◆ **TASK**
Substitute "chart-label" for every "svg-text" in the material below and write it out again otherwise unchanged, leaving out the pictures.
### RAW DATA ###
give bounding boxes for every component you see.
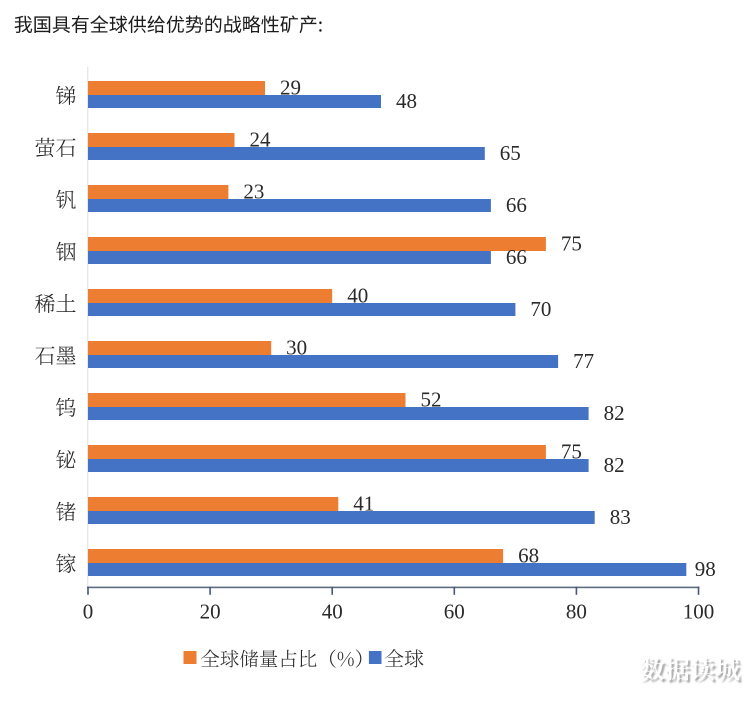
svg-text:60: 60 [444,599,465,623]
svg-text:98: 98 [695,557,716,581]
svg-text:83: 83 [610,505,631,529]
svg-text:23: 23 [243,180,264,204]
svg-text:80: 80 [566,599,587,623]
svg-text:41: 41 [353,492,374,516]
svg-text:66: 66 [506,193,527,217]
svg-text:100: 100 [683,599,715,623]
svg-text:20: 20 [200,599,221,623]
svg-text:77: 77 [573,349,594,373]
svg-text:66: 66 [506,245,527,269]
svg-text:24: 24 [250,128,272,152]
svg-text:30: 30 [286,336,307,360]
svg-text:68: 68 [518,544,539,568]
svg-text:75: 75 [561,440,582,464]
svg-text:29: 29 [280,76,301,100]
svg-text:40: 40 [322,599,343,623]
svg-text:82: 82 [604,453,625,477]
svg-text:70: 70 [530,297,551,321]
svg-text:48: 48 [396,89,417,113]
svg-text:65: 65 [500,141,521,165]
svg-text:75: 75 [561,232,582,256]
svg-text:0: 0 [83,599,94,623]
svg-text:82: 82 [604,401,625,425]
svg-text:52: 52 [421,388,442,412]
svg-text:40: 40 [347,284,368,308]
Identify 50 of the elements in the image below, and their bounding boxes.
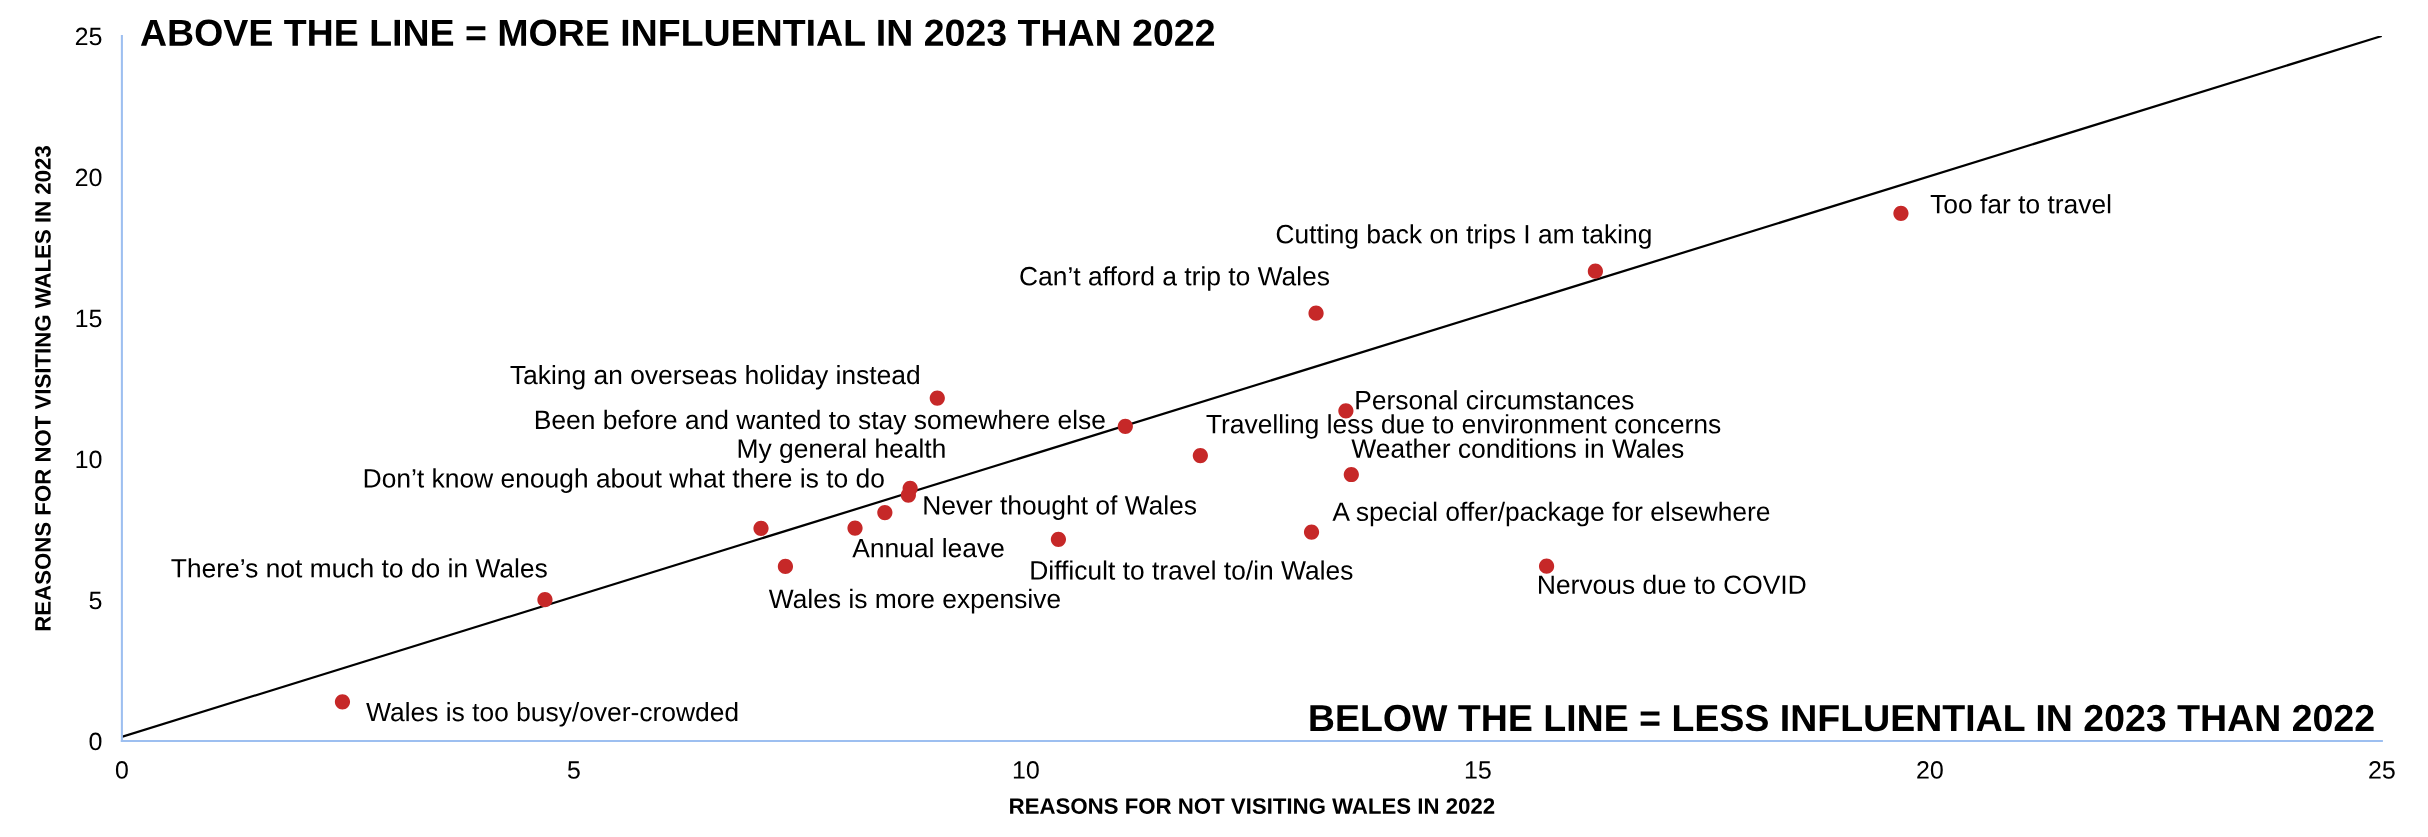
###
◆ **EXERCISE OUTPUT**
give bounding boxes for every component you see.
chart-label:60: 60 [444,599,465,623]
chart-label:98: 98 [695,557,716,581]
chart-label:83: 83 [610,505,631,529]
chart-label:23: 23 [243,180,264,204]
chart-label:80: 80 [566,599,587,623]
chart-label:41: 41 [353,492,374,516]
chart-label:66: 66 [506,193,527,217]
chart-label:100: 100 [683,599,715,623]
chart-label:20: 20 [200,599,221,623]
chart-label:77: 77 [573,349,594,373]
chart-label:66: 66 [506,245,527,269]
chart-label:24: 24 [250,128,272,152]
chart-label:30: 30 [286,336,307,360]
chart-label:68: 68 [518,544,539,568]
chart-label:75: 75 [561,440,582,464]
chart-label:29: 29 [280,76,301,100]
chart-label:40: 40 [322,599,343,623]
chart-label:82: 82 [604,453,625,477]
chart-label:70: 70 [530,297,551,321]
chart-label:48: 48 [396,89,417,113]
chart-label:65: 65 [500,141,521,165]
chart-label:75: 75 [561,232,582,256]
chart-label:0: 0 [83,599,94,623]
chart-label:82: 82 [604,401,625,425]
chart-label:52: 52 [421,388,442,412]
chart-label:40: 40 [347,284,368,308]
Identify 50 of the elements in the image below, and their bounding boxes.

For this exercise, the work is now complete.